Quote every line of the data below as it stands, omitting pictures.

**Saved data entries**
____________________
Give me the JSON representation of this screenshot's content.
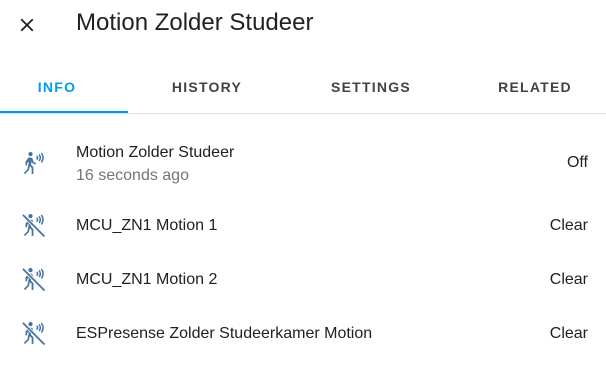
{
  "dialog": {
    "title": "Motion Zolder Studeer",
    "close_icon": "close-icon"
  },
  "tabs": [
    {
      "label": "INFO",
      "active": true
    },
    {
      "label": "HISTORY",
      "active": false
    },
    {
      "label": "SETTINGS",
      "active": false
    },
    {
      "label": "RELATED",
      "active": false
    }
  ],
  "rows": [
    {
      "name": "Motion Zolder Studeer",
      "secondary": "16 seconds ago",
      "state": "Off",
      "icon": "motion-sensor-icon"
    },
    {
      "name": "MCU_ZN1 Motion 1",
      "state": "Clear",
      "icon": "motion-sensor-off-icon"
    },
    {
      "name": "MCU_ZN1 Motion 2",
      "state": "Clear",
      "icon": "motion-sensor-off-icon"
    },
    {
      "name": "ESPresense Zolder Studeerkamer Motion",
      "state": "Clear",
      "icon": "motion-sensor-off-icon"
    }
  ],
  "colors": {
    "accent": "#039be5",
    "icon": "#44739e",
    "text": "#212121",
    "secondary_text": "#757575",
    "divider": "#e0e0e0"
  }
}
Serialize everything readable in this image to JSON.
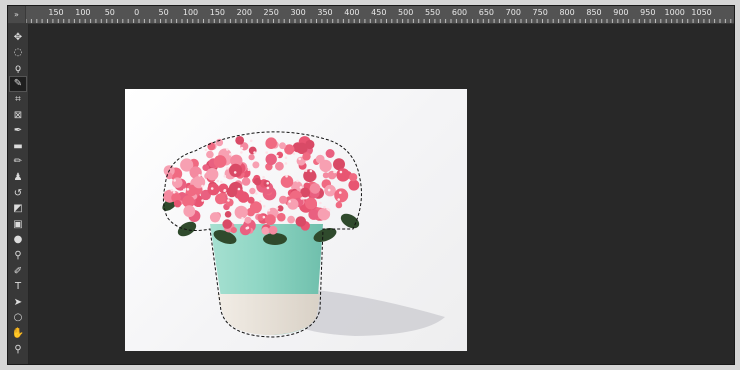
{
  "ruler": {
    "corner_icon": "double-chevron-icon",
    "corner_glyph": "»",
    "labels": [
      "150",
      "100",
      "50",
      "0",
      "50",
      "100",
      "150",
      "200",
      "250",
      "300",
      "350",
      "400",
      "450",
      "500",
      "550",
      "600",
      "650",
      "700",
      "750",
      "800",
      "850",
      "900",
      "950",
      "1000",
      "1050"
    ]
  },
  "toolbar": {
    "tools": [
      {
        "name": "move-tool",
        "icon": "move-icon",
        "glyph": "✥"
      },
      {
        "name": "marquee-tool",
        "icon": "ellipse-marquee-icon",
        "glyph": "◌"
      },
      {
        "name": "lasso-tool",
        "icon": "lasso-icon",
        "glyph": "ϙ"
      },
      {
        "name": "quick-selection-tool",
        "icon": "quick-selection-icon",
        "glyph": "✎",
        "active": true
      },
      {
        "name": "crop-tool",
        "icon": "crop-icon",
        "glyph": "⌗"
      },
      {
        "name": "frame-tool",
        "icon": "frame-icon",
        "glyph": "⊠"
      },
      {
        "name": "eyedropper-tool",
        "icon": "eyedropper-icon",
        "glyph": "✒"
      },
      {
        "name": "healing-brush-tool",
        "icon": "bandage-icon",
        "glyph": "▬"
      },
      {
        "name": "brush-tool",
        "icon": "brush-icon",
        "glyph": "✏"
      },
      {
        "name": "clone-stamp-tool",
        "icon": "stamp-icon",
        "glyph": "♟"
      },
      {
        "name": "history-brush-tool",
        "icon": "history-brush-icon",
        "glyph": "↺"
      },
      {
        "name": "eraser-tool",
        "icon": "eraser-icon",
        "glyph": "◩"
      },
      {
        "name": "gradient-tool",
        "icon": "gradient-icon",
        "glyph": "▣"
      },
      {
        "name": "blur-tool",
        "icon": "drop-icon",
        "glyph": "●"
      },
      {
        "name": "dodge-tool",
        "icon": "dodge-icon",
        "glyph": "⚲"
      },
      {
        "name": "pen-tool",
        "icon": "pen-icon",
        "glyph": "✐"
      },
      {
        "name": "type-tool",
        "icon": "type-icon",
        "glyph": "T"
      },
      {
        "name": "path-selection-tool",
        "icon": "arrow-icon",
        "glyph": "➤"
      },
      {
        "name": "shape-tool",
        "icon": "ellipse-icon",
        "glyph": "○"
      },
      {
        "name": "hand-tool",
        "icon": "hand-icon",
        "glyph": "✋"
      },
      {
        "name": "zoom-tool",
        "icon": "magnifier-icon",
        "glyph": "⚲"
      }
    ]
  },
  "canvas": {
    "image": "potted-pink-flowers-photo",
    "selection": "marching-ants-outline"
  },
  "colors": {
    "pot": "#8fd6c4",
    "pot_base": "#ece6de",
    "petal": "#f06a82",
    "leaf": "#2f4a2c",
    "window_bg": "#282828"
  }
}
____________________
**OUTPUT FOR THIS TASK**
Give me the JSON representation of this screenshot's content.
{
  "dialog": {
    "title": "Motion Zolder Studeer",
    "close_icon": "close-icon"
  },
  "tabs": [
    {
      "label": "INFO",
      "active": true
    },
    {
      "label": "HISTORY",
      "active": false
    },
    {
      "label": "SETTINGS",
      "active": false
    },
    {
      "label": "RELATED",
      "active": false
    }
  ],
  "rows": [
    {
      "name": "Motion Zolder Studeer",
      "secondary": "16 seconds ago",
      "state": "Off",
      "icon": "motion-sensor-icon"
    },
    {
      "name": "MCU_ZN1 Motion 1",
      "state": "Clear",
      "icon": "motion-sensor-off-icon"
    },
    {
      "name": "MCU_ZN1 Motion 2",
      "state": "Clear",
      "icon": "motion-sensor-off-icon"
    },
    {
      "name": "ESPresense Zolder Studeerkamer Motion",
      "state": "Clear",
      "icon": "motion-sensor-off-icon"
    }
  ],
  "colors": {
    "accent": "#039be5",
    "icon": "#44739e",
    "text": "#212121",
    "secondary_text": "#757575",
    "divider": "#e0e0e0"
  }
}
Serialize everything readable in this image to JSON.
{
  "ruler": {
    "corner_icon": "double-chevron-icon",
    "corner_glyph": "»",
    "labels": [
      "150",
      "100",
      "50",
      "0",
      "50",
      "100",
      "150",
      "200",
      "250",
      "300",
      "350",
      "400",
      "450",
      "500",
      "550",
      "600",
      "650",
      "700",
      "750",
      "800",
      "850",
      "900",
      "950",
      "1000",
      "1050"
    ]
  },
  "toolbar": {
    "tools": [
      {
        "name": "move-tool",
        "icon": "move-icon",
        "glyph": "✥"
      },
      {
        "name": "marquee-tool",
        "icon": "ellipse-marquee-icon",
        "glyph": "◌"
      },
      {
        "name": "lasso-tool",
        "icon": "lasso-icon",
        "glyph": "ϙ"
      },
      {
        "name": "quick-selection-tool",
        "icon": "quick-selection-icon",
        "glyph": "✎",
        "active": true
      },
      {
        "name": "crop-tool",
        "icon": "crop-icon",
        "glyph": "⌗"
      },
      {
        "name": "frame-tool",
        "icon": "frame-icon",
        "glyph": "⊠"
      },
      {
        "name": "eyedropper-tool",
        "icon": "eyedropper-icon",
        "glyph": "✒"
      },
      {
        "name": "healing-brush-tool",
        "icon": "bandage-icon",
        "glyph": "▬"
      },
      {
        "name": "brush-tool",
        "icon": "brush-icon",
        "glyph": "✏"
      },
      {
        "name": "clone-stamp-tool",
        "icon": "stamp-icon",
        "glyph": "♟"
      },
      {
        "name": "history-brush-tool",
        "icon": "history-brush-icon",
        "glyph": "↺"
      },
      {
        "name": "eraser-tool",
        "icon": "eraser-icon",
        "glyph": "◩"
      },
      {
        "name": "gradient-tool",
        "icon": "gradient-icon",
        "glyph": "▣"
      },
      {
        "name": "blur-tool",
        "icon": "drop-icon",
        "glyph": "●"
      },
      {
        "name": "dodge-tool",
        "icon": "dodge-icon",
        "glyph": "⚲"
      },
      {
        "name": "pen-tool",
        "icon": "pen-icon",
        "glyph": "✐"
      },
      {
        "name": "type-tool",
        "icon": "type-icon",
        "glyph": "T"
      },
      {
        "name": "path-selection-tool",
        "icon": "arrow-icon",
        "glyph": "➤"
      },
      {
        "name": "shape-tool",
        "icon": "ellipse-icon",
        "glyph": "○"
      },
      {
        "name": "hand-tool",
        "icon": "hand-icon",
        "glyph": "✋"
      },
      {
        "name": "zoom-tool",
        "icon": "magnifier-icon",
        "glyph": "⚲"
      }
    ]
  },
  "canvas": {
    "image": "potted-pink-flowers-photo",
    "selection": "marching-ants-outline"
  },
  "colors": {
    "pot": "#8fd6c4",
    "pot_base": "#ece6de",
    "petal": "#f06a82",
    "leaf": "#2f4a2c",
    "window_bg": "#282828"
  }
}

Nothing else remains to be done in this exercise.